* **Aim of the task**
Quote every line of the data below as it stands, omitting pictures.
— start of Supplied entries —
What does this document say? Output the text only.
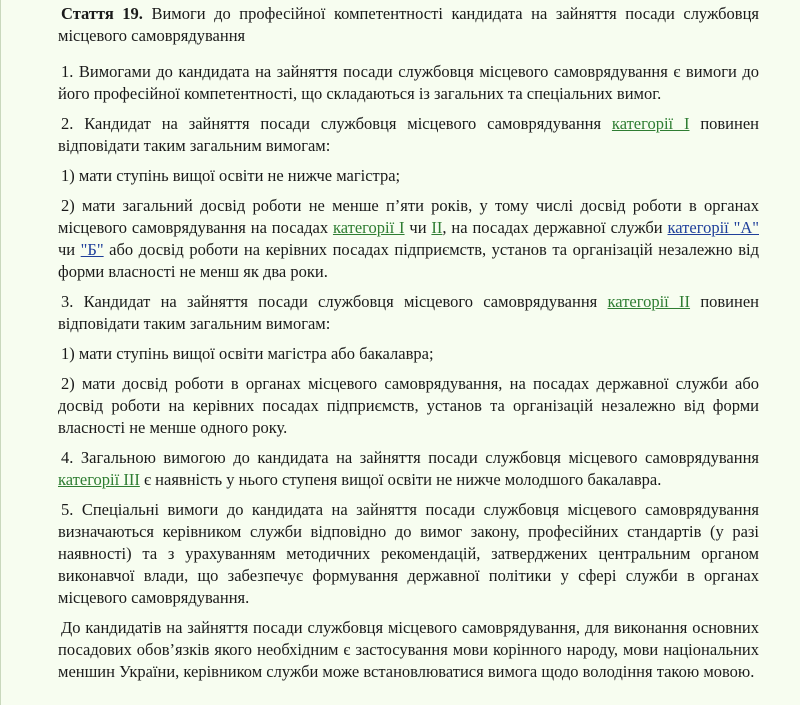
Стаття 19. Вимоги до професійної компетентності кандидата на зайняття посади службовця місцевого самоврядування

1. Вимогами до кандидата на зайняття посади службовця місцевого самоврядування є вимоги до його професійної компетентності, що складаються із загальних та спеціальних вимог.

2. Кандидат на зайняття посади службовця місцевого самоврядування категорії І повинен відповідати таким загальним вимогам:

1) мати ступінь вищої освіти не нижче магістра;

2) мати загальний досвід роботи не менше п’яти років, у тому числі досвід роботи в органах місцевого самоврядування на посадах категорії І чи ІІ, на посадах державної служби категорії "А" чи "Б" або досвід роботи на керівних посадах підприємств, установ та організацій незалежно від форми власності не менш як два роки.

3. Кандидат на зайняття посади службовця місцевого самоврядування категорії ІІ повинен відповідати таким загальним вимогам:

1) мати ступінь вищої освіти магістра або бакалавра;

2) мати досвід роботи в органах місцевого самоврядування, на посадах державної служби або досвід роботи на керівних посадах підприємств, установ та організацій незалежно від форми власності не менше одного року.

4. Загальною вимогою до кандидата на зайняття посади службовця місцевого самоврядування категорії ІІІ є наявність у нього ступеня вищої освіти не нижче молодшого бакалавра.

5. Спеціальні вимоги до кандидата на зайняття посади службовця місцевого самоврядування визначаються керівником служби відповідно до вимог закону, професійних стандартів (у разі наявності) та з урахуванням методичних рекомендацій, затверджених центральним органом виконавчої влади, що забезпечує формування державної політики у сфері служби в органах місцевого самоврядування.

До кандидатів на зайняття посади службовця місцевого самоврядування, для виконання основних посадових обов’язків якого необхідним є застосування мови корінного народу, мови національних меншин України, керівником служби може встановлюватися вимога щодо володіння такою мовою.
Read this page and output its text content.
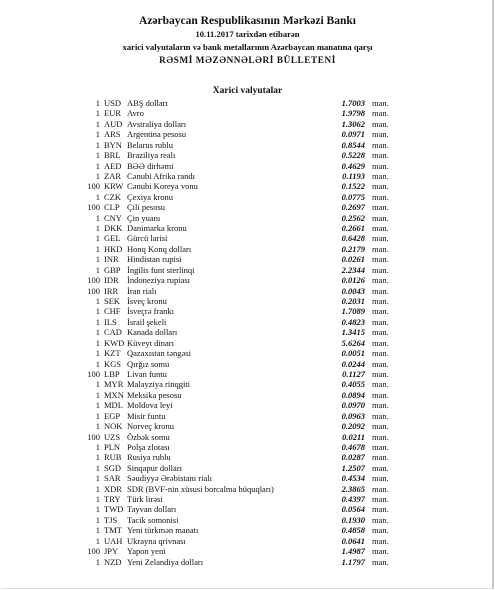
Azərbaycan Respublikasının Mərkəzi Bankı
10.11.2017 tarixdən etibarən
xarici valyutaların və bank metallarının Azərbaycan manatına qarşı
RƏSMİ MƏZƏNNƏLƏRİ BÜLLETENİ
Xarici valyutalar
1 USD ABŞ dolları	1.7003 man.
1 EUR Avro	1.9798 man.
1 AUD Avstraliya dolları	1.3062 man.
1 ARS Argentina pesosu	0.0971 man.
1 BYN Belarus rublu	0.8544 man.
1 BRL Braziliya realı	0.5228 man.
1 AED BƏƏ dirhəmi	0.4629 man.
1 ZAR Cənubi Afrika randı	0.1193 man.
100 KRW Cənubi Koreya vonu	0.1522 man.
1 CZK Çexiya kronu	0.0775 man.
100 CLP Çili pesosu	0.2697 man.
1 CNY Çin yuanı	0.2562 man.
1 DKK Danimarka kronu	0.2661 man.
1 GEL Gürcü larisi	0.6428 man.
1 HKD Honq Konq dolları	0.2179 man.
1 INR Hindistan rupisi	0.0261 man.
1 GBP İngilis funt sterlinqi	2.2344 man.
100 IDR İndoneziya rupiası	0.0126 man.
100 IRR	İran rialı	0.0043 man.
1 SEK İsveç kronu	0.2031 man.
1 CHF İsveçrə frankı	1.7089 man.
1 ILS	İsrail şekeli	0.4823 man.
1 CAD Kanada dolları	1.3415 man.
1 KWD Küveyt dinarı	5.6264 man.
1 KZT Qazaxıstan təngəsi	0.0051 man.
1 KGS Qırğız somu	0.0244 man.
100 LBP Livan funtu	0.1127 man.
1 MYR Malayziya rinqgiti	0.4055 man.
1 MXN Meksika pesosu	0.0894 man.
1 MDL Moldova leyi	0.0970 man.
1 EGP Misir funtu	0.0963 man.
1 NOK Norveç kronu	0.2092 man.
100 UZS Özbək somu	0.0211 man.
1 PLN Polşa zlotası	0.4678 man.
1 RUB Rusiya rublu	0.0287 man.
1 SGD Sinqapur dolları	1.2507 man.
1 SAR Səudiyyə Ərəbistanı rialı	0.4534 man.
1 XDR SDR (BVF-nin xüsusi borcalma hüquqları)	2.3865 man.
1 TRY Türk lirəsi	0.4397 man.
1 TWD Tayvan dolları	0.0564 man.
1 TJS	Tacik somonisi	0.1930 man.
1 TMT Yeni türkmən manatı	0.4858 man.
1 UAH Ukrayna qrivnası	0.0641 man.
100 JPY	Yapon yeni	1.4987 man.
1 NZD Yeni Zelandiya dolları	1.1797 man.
— end of Supplied entries —
* **Result**
What does this document say? Output the text only.
Стаття 19. Вимоги до професійної компетентності кандидата на зайняття посади службовця місцевого самоврядування

1. Вимогами до кандидата на зайняття посади службовця місцевого самоврядування є вимоги до його професійної компетентності, що складаються із загальних та спеціальних вимог.

2. Кандидат на зайняття посади службовця місцевого самоврядування категорії І повинен відповідати таким загальним вимогам:

1) мати ступінь вищої освіти не нижче магістра;

2) мати загальний досвід роботи не менше п’яти років, у тому числі досвід роботи в органах місцевого самоврядування на посадах категорії І чи ІІ, на посадах державної служби категорії "А" чи "Б" або досвід роботи на керівних посадах підприємств, установ та організацій незалежно від форми власності не менш як два роки.

3. Кандидат на зайняття посади службовця місцевого самоврядування категорії ІІ повинен відповідати таким загальним вимогам:

1) мати ступінь вищої освіти магістра або бакалавра;

2) мати досвід роботи в органах місцевого самоврядування, на посадах державної служби або досвід роботи на керівних посадах підприємств, установ та організацій незалежно від форми власності не менше одного року.

4. Загальною вимогою до кандидата на зайняття посади службовця місцевого самоврядування категорії ІІІ є наявність у нього ступеня вищої освіти не нижче молодшого бакалавра.

5. Спеціальні вимоги до кандидата на зайняття посади службовця місцевого самоврядування визначаються керівником служби відповідно до вимог закону, професійних стандартів (у разі наявності) та з урахуванням методичних рекомендацій, затверджених центральним органом виконавчої влади, що забезпечує формування державної політики у сфері служби в органах місцевого самоврядування.

До кандидатів на зайняття посади службовця місцевого самоврядування, для виконання основних посадових обов’язків якого необхідним є застосування мови корінного народу, мови національних меншин України, керівником служби може встановлюватися вимога щодо володіння такою мовою.
Read this page and output its text content.
Azərbaycan Respublikasının Mərkəzi Bankı
10.11.2017 tarixdən etibarən
xarici valyutaların və bank metallarının Azərbaycan manatına qarşı
RƏSMİ MƏZƏNNƏLƏRİ BÜLLETENİ
Xarici valyutalar
1 USD ABŞ dolları	1.7003 man.
1 EUR Avro	1.9798 man.
1 AUD Avstraliya dolları	1.3062 man.
1 ARS Argentina pesosu	0.0971 man.
1 BYN Belarus rublu	0.8544 man.
1 BRL Braziliya realı	0.5228 man.
1 AED BƏƏ dirhəmi	0.4629 man.
1 ZAR Cənubi Afrika randı	0.1193 man.
100 KRW Cənubi Koreya vonu	0.1522 man.
1 CZK Çexiya kronu	0.0775 man.
100 CLP Çili pesosu	0.2697 man.
1 CNY Çin yuanı	0.2562 man.
1 DKK Danimarka kronu	0.2661 man.
1 GEL Gürcü larisi	0.6428 man.
1 HKD Honq Konq dolları	0.2179 man.
1 INR Hindistan rupisi	0.0261 man.
1 GBP İngilis funt sterlinqi	2.2344 man.
100 IDR İndoneziya rupiası	0.0126 man.
100 IRR	İran rialı	0.0043 man.
1 SEK İsveç kronu	0.2031 man.
1 CHF İsveçrə frankı	1.7089 man.
1 ILS	İsrail şekeli	0.4823 man.
1 CAD Kanada dolları	1.3415 man.
1 KWD Küveyt dinarı	5.6264 man.
1 KZT Qazaxıstan təngəsi	0.0051 man.
1 KGS Qırğız somu	0.0244 man.
100 LBP Livan funtu	0.1127 man.
1 MYR Malayziya rinqgiti	0.4055 man.
1 MXN Meksika pesosu	0.0894 man.
1 MDL Moldova leyi	0.0970 man.
1 EGP Misir funtu	0.0963 man.
1 NOK Norveç kronu	0.2092 man.
100 UZS Özbək somu	0.0211 man.
1 PLN Polşa zlotası	0.4678 man.
1 RUB Rusiya rublu	0.0287 man.
1 SGD Sinqapur dolları	1.2507 man.
1 SAR Səudiyyə Ərəbistanı rialı	0.4534 man.
1 XDR SDR (BVF-nin xüsusi borcalma hüquqları)	2.3865 man.
1 TRY Türk lirəsi	0.4397 man.
1 TWD Tayvan dolları	0.0564 man.
1 TJS	Tacik somonisi	0.1930 man.
1 TMT Yeni türkmən manatı	0.4858 man.
1 UAH Ukrayna qrivnası	0.0641 man.
100 JPY	Yapon yeni	1.4987 man.
1 NZD Yeni Zelandiya dolları	1.1797 man.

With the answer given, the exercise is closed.